> [Problem set]:
- a) From the "wrote:" header lines in the email thread, list every distinct person named as a sender.
- b) According to the email thread, which Jackson version has a number of open CVEs?
- c) Summarize the email thread in two sentences.

> [Page excerpt]:
################
We should have shaded all Spark’s dependencies :(

On Wed, Apr 17, 2019 at 11:47 PM Sean Owen 
mailto:sro...@gmail.com>> wrote:
For users that would inherit Jackson and use it directly, or whose
dependencies do. Spark itself (with modifications) should be OK with
the change.
It's risky and normally wouldn't backport, except that I've heard a
few times about concerns about CVEs affecting Databind, so wondering
who else out there might have an opinion. I'm not pushing for it
necessarily.

On Wed, Apr 17, 2019 at 6:18 PM Reynold Xin 
mailto:r...@databricks.com>> wrote:
>
> For Jackson - are you worrying about JSON parsing for users or internal Spark 
> functionality breaking?
>
> On Wed, Apr 17, 2019 at 6:02 PM Sean Owen 
> mailto:sro...@gmail.com>> wrote:
>>
>> There's only one other item on my radar, which is considering updating
>> Jackson to 2.9 in branch-2.4 to get security fixes. Pros: it's come up
>> a few times now that there are a number of CVEs open for 2.6.7. Cons:
>> not clear they affect Spark, and Jackson 2.6->2.9 does change Jackson
>> behavior non-trivially. That said back-porting the update PR to 2.4
>> worked out OK locally. Any strong opinions on this one?
>>
>> On Wed, Apr 17, 2019 at 7:49 PM Wenchen Fan 
>> mailto:cloud0...@gmail.com>> wrote:
>> >
>> > I volunteer to be the release manager for 2.4.2, as I was also going to 
>> > propose 2.4.2 because of the reverting of SPARK-25250. Is there any other 
>> > ongoing bug fixes we want to include in 2.4.2? If no I'd like to start the 
>> > release process today (CST).
>> >
>> > Thanks,
>> > Wenchen
>> >
>> > On Thu, Apr 18, 2019 at 3:44 AM Sean Owen 
>> > mailto:sro...@gmail.com>> wrote:
>> >>
>> >> I think the 'only backport bug fixes to branches' principle remains 
>> >> sound. But what's a bug fix? Something that changes behavior to match 
>> >> what is explicitly supposed to happen, or implicitly supposed to happen 
>> >> -- implied by what other similar things do, by reasonable user 
>> >> expectations, or simply how it worked previously.
>> >>
>> >> Is this a bug fix? I guess the criteria that matches is that behavior 
>> >> doesn't match reasonable user expectations? I don't know enough to have a 
>> >> strong opinion. I also don't think there is currently an objection to 
>> >> backporting it, whatever it's called.
>> >>
>> >>
>> >> Is the question whether this needs a new release? There's no harm in 
>> >> another point release, other than needing a volunteer release manager. 
>> >> One could say, wait a bit longer to see what more info comes in about 
>> >> 2.4.1. But given that 2.4.1 took like 2 months, it's reasonable to move 
>> >> towards a release cycle again. I don't see objection to that either (?)
################
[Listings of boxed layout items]

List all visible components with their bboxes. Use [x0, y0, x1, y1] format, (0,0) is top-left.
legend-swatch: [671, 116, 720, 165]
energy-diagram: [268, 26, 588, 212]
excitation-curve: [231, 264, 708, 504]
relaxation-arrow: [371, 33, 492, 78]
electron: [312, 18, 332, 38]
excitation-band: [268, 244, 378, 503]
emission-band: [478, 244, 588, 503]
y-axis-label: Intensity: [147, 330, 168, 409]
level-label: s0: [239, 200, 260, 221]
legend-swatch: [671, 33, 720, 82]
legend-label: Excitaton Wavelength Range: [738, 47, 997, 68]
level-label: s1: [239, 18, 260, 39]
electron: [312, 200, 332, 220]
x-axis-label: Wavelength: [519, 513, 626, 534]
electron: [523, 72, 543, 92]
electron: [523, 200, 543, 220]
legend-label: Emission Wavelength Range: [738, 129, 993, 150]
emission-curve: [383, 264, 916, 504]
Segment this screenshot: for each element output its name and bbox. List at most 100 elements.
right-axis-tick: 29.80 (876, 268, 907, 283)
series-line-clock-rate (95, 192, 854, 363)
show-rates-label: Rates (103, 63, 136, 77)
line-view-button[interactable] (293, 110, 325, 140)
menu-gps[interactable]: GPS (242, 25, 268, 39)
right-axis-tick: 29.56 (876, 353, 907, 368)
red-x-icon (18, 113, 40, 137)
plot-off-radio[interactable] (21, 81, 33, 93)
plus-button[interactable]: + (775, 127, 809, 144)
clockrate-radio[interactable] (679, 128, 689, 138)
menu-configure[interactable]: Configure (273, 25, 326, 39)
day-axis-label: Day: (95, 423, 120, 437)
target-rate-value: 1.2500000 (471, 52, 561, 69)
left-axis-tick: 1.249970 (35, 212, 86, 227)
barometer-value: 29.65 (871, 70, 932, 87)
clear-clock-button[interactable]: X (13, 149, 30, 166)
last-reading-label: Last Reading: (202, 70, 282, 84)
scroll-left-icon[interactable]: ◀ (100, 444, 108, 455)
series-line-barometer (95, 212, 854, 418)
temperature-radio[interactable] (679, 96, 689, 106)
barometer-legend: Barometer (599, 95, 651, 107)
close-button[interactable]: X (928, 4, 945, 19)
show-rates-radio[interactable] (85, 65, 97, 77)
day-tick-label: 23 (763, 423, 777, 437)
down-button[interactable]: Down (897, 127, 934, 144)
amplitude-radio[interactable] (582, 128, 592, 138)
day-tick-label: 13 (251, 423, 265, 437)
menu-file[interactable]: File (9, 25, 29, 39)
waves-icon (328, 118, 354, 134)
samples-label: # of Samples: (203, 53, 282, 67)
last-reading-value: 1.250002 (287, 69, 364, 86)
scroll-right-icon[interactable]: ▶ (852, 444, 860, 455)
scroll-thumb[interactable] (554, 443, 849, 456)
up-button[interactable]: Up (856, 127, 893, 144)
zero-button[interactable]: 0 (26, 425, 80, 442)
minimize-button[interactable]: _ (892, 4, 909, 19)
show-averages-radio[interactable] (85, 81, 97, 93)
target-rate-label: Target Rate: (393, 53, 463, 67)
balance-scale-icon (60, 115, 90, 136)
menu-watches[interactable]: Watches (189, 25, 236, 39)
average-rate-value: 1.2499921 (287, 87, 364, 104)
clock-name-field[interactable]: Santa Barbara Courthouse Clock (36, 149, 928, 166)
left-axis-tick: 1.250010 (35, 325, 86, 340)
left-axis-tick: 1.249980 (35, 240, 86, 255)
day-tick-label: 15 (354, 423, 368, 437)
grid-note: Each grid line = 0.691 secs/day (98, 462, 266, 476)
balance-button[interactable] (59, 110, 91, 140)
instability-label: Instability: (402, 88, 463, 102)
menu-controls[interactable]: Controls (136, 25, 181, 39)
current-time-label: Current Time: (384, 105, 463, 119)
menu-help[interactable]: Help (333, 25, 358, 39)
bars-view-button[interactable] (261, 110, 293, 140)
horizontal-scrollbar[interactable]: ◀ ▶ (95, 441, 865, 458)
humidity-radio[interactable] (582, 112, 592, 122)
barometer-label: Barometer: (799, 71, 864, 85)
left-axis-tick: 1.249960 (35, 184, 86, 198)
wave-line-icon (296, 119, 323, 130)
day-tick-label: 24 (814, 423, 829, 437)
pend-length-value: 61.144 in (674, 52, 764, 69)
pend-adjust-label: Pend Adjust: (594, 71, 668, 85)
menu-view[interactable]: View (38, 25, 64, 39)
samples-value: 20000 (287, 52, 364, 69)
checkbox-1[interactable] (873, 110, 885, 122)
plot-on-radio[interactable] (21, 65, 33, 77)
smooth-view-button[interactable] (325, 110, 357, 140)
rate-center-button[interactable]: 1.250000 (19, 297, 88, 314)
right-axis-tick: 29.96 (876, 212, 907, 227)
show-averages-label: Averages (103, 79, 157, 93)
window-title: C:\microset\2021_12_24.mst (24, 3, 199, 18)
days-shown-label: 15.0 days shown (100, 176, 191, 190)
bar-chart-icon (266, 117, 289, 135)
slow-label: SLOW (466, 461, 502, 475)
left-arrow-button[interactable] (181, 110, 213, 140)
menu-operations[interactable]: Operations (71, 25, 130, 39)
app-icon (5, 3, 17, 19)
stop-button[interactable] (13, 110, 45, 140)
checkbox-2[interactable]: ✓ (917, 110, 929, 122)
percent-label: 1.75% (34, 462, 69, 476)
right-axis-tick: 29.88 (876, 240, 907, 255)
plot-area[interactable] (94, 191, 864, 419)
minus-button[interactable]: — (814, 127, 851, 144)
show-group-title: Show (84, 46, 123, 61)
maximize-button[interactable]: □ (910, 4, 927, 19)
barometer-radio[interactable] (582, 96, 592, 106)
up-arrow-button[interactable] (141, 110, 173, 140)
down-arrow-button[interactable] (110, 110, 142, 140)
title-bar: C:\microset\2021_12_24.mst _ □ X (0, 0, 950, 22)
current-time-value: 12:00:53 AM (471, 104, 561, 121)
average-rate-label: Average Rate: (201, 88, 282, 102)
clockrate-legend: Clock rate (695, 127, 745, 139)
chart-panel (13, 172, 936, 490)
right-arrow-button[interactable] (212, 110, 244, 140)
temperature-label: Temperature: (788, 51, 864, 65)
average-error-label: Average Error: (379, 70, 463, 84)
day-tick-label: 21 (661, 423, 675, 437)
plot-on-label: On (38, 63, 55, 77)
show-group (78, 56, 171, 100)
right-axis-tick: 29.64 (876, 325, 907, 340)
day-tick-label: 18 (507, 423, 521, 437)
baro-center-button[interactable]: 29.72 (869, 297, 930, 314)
################
> [Outputs by task]:
- a)
Sean Owen
Reynold Xin
Wenchen Fan

- b) Jackson 2.6.7

- c) Wenchen Fan volunteers to be release manager for 2.4.2, which Wenchen was also going to propose because of the reverting of SPARK-25250, and asks whether other ongoing bug fixes should be included. Sean Owen raises updating Jackson to 2.9 in branch-2.4 to get security fixes for CVEs open against 2.6.7, but calls the change risky because it alters Jackson behavior non-trivially and it is not clear the CVEs affect Spark.